Task requirements: Retype, word for word, the line containing "What text is on this page?" and every line after it to the end. Skip pictures.

Supplied entries:
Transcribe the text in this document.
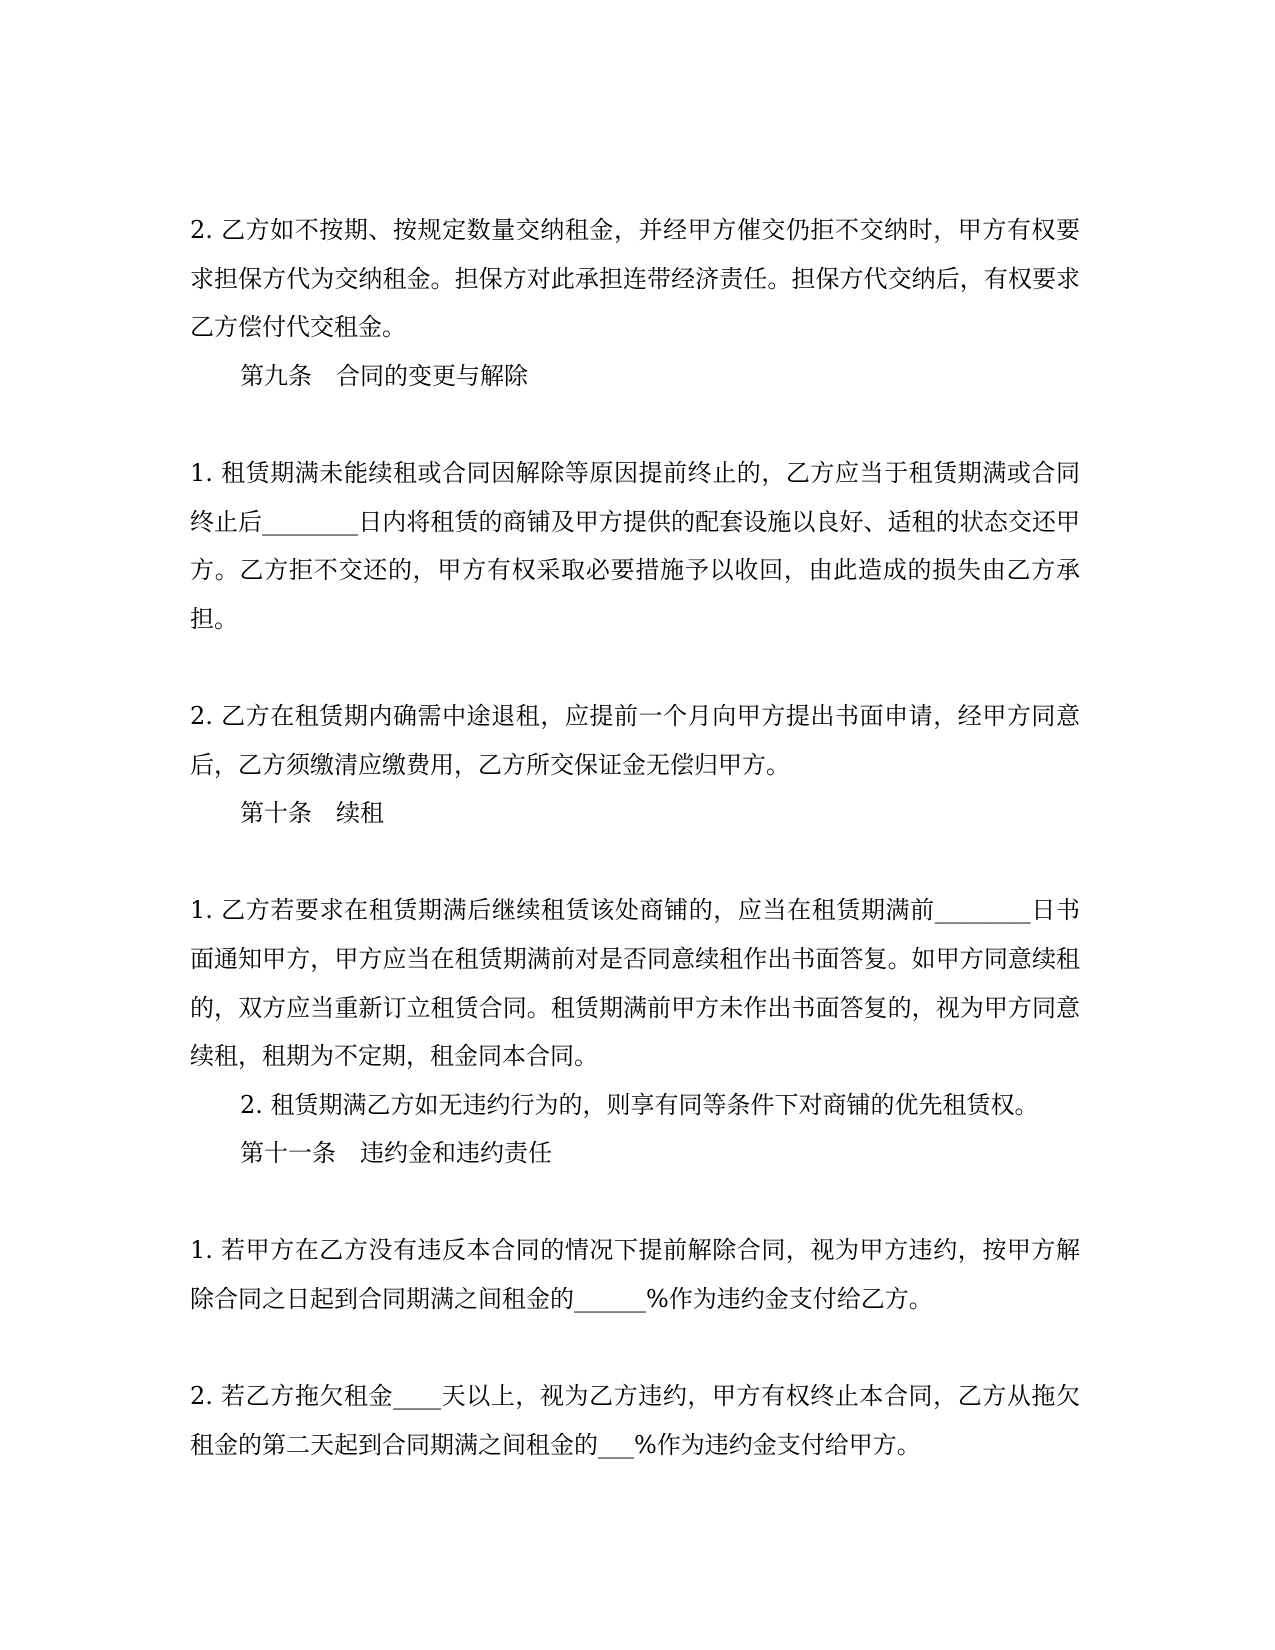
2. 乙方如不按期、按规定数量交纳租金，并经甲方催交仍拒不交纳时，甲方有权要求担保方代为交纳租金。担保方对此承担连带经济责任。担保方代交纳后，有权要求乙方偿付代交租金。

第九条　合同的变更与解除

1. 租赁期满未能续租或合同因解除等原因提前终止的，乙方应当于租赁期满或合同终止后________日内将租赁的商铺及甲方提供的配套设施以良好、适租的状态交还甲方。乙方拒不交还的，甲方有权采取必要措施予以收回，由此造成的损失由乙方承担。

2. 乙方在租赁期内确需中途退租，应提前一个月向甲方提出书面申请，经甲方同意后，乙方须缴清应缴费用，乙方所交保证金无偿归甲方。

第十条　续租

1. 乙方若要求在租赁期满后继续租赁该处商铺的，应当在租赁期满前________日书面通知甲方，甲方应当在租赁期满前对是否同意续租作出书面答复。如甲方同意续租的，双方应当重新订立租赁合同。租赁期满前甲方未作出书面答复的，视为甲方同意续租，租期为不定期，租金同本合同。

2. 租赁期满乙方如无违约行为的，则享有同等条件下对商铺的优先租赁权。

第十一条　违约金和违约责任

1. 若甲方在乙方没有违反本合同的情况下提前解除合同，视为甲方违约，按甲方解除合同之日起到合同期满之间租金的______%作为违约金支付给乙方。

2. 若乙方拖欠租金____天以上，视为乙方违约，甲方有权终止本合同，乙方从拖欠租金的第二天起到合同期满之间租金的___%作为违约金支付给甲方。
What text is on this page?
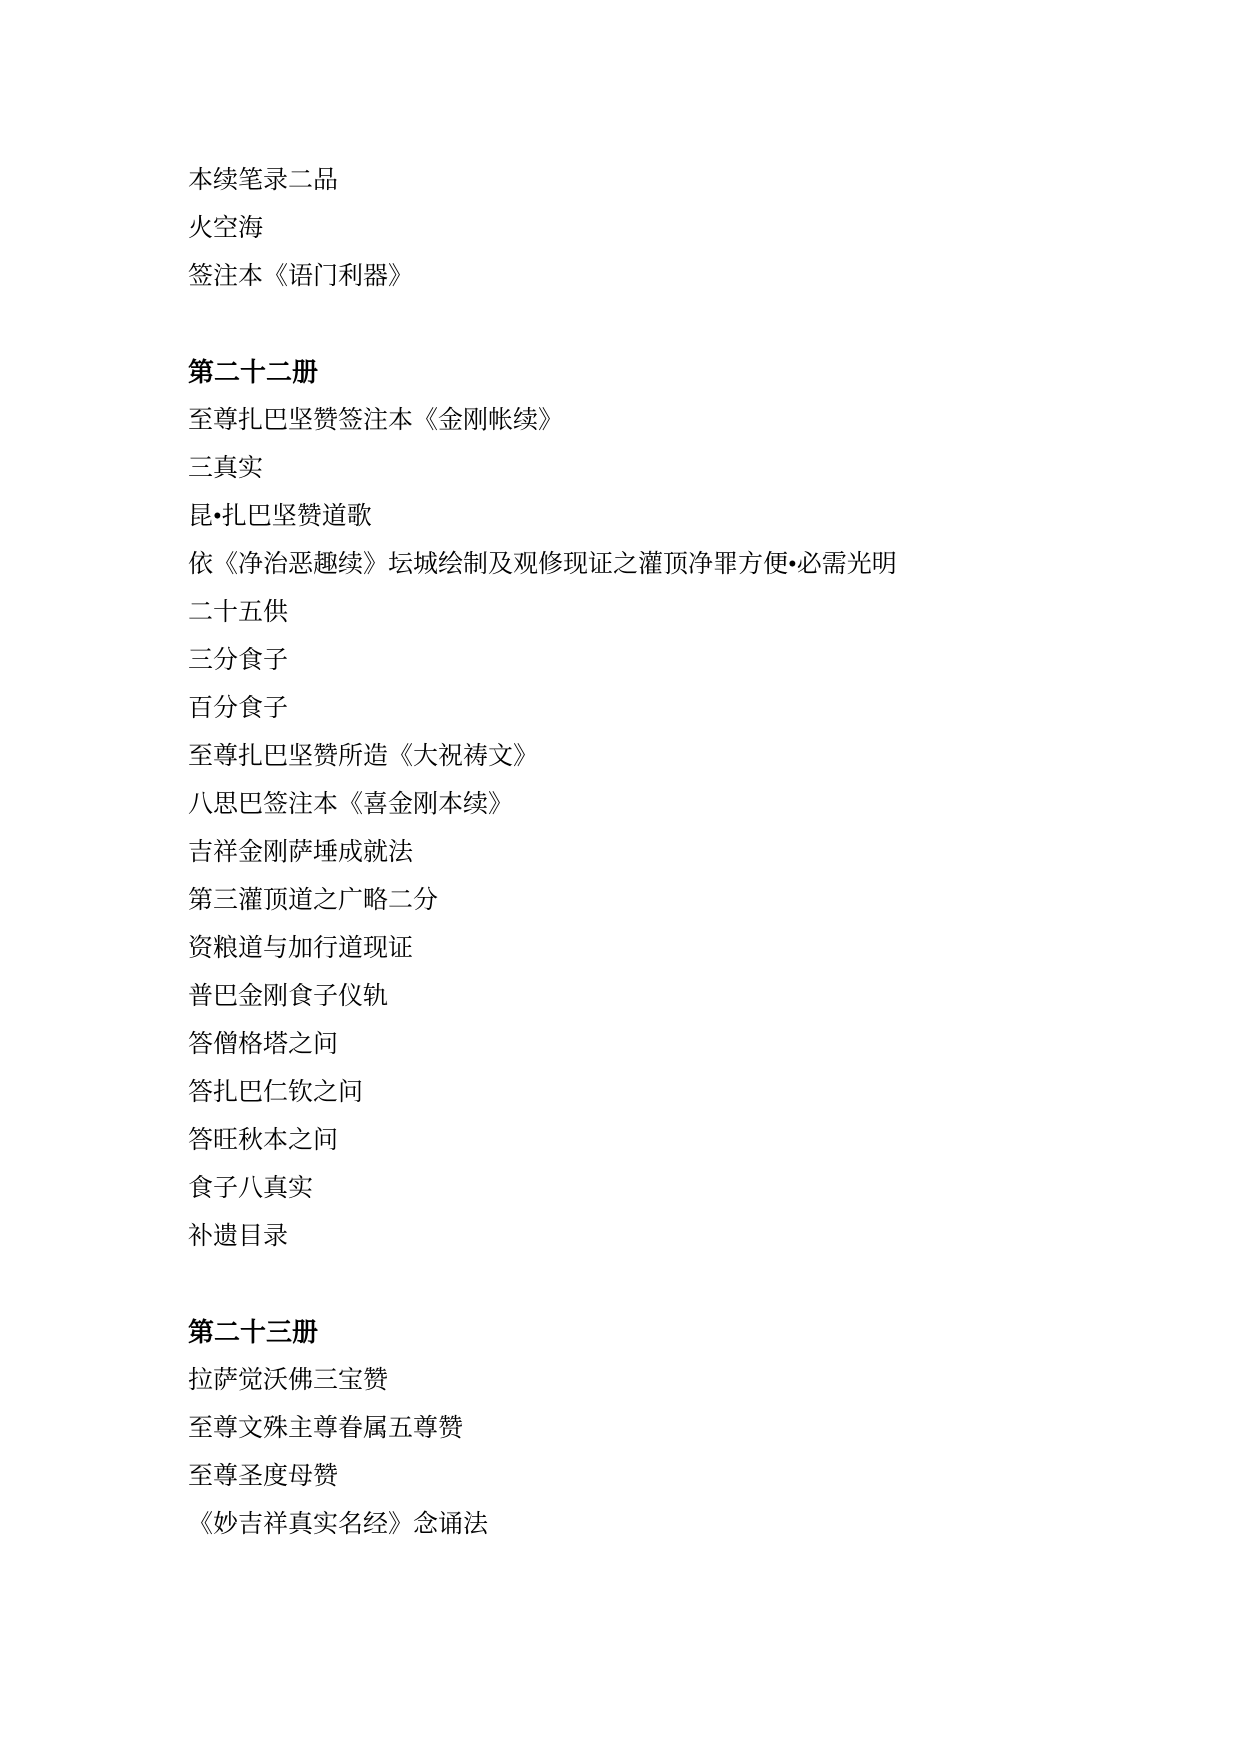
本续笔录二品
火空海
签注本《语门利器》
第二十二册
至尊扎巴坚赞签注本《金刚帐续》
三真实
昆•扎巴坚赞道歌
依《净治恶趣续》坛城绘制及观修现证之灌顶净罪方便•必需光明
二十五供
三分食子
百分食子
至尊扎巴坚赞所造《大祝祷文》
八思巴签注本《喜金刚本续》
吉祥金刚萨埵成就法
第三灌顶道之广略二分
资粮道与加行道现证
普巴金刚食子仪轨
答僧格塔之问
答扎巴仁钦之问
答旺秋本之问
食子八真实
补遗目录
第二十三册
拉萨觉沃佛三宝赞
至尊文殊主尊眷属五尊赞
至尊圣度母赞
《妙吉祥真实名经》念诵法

Answer to this task:
What text is on this page?
本续笔录二品
火空海
签注本《语门利器》
第二十二册
至尊扎巴坚赞签注本《金刚帐续》
三真实
昆•扎巴坚赞道歌
依《净治恶趣续》坛城绘制及观修现证之灌顶净罪方便•必需光明
二十五供
三分食子
百分食子
至尊扎巴坚赞所造《大祝祷文》
八思巴签注本《喜金刚本续》
吉祥金刚萨埵成就法
第三灌顶道之广略二分
资粮道与加行道现证
普巴金刚食子仪轨
答僧格塔之问
答扎巴仁钦之问
答旺秋本之问
食子八真实
补遗目录
第二十三册
拉萨觉沃佛三宝赞
至尊文殊主尊眷属五尊赞
至尊圣度母赞
《妙吉祥真实名经》念诵法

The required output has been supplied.